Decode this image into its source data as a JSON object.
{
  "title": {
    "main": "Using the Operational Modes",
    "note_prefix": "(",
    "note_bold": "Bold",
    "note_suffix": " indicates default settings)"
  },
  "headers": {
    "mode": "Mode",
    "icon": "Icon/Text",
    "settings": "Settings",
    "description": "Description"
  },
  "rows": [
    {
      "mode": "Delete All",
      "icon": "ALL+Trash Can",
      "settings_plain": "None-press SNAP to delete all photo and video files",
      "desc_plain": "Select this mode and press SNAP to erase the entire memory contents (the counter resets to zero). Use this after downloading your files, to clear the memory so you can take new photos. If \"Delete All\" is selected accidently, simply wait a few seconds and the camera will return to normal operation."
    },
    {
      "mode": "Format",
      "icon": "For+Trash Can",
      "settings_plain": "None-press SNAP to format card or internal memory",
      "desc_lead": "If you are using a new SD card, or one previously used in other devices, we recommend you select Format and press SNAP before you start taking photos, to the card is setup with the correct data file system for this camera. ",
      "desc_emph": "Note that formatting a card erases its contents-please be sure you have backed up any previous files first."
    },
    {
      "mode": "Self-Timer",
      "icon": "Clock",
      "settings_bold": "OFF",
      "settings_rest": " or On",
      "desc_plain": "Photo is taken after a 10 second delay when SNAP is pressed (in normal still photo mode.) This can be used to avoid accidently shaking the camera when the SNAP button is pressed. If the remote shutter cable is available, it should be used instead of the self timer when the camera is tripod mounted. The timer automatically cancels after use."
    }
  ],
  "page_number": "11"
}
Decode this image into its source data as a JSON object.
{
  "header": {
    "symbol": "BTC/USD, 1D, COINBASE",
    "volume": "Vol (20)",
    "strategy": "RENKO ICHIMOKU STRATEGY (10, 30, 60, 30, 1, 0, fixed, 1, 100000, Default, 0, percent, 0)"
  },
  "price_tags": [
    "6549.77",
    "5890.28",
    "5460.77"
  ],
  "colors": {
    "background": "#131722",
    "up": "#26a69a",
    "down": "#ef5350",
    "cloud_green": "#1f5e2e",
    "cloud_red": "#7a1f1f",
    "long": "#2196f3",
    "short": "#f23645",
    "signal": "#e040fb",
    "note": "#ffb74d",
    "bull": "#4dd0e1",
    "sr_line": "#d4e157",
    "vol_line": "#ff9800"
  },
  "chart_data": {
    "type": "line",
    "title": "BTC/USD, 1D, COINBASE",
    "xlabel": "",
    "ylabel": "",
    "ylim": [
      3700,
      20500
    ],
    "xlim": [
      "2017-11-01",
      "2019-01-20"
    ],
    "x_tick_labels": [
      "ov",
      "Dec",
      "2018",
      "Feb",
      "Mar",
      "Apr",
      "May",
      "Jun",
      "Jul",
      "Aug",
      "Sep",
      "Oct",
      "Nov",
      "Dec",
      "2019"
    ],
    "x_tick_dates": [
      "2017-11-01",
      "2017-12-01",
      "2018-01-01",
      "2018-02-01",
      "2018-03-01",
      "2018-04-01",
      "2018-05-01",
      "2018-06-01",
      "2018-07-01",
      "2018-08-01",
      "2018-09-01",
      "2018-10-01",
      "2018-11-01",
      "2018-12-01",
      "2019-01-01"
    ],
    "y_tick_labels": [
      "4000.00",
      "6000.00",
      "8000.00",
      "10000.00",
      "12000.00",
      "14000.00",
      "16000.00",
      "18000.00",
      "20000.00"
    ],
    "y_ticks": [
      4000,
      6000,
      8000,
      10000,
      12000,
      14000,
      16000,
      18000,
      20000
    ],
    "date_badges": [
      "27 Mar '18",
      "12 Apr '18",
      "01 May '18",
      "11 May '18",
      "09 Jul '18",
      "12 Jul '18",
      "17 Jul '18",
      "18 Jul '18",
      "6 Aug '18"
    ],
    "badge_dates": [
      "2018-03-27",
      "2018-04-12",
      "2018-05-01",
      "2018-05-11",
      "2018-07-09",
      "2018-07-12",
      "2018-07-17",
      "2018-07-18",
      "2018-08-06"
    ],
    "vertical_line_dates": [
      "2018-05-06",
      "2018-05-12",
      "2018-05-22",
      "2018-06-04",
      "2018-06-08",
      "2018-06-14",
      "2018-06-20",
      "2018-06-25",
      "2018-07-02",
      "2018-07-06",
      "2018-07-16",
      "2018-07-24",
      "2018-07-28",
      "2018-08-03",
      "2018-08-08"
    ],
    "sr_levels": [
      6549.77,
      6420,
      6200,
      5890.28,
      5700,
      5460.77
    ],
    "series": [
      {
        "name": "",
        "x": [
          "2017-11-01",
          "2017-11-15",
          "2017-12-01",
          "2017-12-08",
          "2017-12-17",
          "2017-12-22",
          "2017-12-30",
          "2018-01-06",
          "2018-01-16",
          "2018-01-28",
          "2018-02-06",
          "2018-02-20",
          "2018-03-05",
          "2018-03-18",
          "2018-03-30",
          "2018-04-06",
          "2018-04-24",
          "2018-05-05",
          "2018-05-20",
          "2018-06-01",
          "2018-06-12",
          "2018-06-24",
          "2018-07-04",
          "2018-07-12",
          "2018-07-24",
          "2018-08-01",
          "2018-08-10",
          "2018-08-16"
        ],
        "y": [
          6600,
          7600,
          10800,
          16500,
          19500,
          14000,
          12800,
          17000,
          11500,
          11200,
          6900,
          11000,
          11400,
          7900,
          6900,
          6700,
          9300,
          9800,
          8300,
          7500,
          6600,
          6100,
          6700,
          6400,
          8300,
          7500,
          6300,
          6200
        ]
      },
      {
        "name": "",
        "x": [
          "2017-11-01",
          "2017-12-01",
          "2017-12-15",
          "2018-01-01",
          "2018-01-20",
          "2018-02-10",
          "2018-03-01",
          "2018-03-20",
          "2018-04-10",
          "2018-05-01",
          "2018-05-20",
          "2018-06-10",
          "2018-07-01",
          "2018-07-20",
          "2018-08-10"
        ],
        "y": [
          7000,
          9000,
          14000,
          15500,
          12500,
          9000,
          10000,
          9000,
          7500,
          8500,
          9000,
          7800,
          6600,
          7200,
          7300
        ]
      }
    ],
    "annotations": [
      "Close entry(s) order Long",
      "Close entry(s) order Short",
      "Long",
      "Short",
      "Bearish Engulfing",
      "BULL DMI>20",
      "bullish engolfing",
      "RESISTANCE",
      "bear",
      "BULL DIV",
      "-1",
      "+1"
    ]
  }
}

------

Brief |
Search the data above for the string "memory" and return every line that has it.

Task result |
      "desc_plain": "Select this mode and press SNAP to erase the entire memory contents (the counter resets to zero). Use this after downloading your files, to clear the memory so you can take new photos. If \"Delete All\" is selected accidently, simply wait a few seconds and the camera will return to normal operation."
      "settings_plain": "None-press SNAP to format card or internal memory",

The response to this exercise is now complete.